Write out the material exactly, without any of its pictures.

____________________

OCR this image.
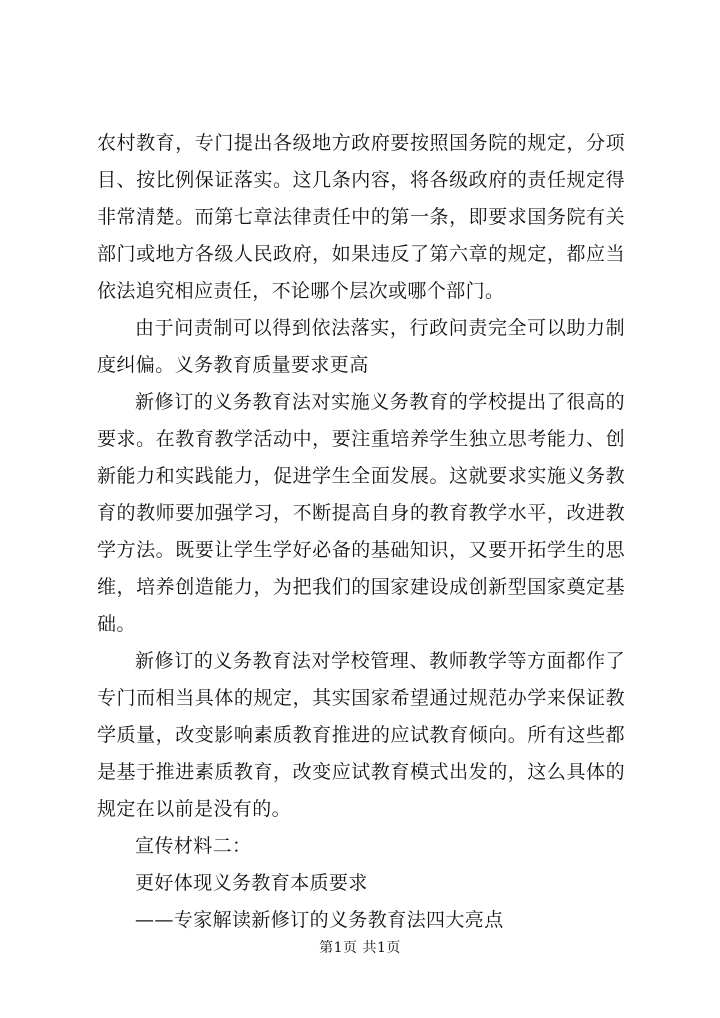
农村教育，专门提出各级地方政府要按照国务院的规定，分项目、按比例保证落实。这几条内容，将各级政府的责任规定得非常清楚。而第七章法律责任中的第一条，即要求国务院有关部门或地方各级人民政府，如果违反了第六章的规定，都应当依法追究相应责任，不论哪个层次或哪个部门。

由于问责制可以得到依法落实，行政问责完全可以助力制度纠偏。义务教育质量要求更高

新修订的义务教育法对实施义务教育的学校提出了很高的要求。在教育教学活动中，要注重培养学生独立思考能力、创新能力和实践能力，促进学生全面发展。这就要求实施义务教育的教师要加强学习，不断提高自身的教育教学水平，改进教学方法。既要让学生学好必备的基础知识，又要开拓学生的思维，培养创造能力，为把我们的国家建设成创新型国家奠定基础。

新修订的义务教育法对学校管理、教师教学等方面都作了专门而相当具体的规定，其实国家希望通过规范办学来保证教学质量，改变影响素质教育推进的应试教育倾向。所有这些都是基于推进素质教育，改变应试教育模式出发的，这么具体的规定在以前是没有的。

宣传材料二：

更好体现义务教育本质要求

——专家解读新修订的义务教育法四大亮点

第1页 共1页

____________________

## Expected answer
OCR this image.
农村教育，专门提出各级地方政府要按照国务院的规定，分项目、按比例保证落实。这几条内容，将各级政府的责任规定得非常清楚。而第七章法律责任中的第一条，即要求国务院有关部门或地方各级人民政府，如果违反了第六章的规定，都应当依法追究相应责任，不论哪个层次或哪个部门。

由于问责制可以得到依法落实，行政问责完全可以助力制度纠偏。义务教育质量要求更高

新修订的义务教育法对实施义务教育的学校提出了很高的要求。在教育教学活动中，要注重培养学生独立思考能力、创新能力和实践能力，促进学生全面发展。这就要求实施义务教育的教师要加强学习，不断提高自身的教育教学水平，改进教学方法。既要让学生学好必备的基础知识，又要开拓学生的思维，培养创造能力，为把我们的国家建设成创新型国家奠定基础。

新修订的义务教育法对学校管理、教师教学等方面都作了专门而相当具体的规定，其实国家希望通过规范办学来保证教学质量，改变影响素质教育推进的应试教育倾向。所有这些都是基于推进素质教育，改变应试教育模式出发的，这么具体的规定在以前是没有的。

宣传材料二：

更好体现义务教育本质要求

——专家解读新修订的义务教育法四大亮点

第1页 共1页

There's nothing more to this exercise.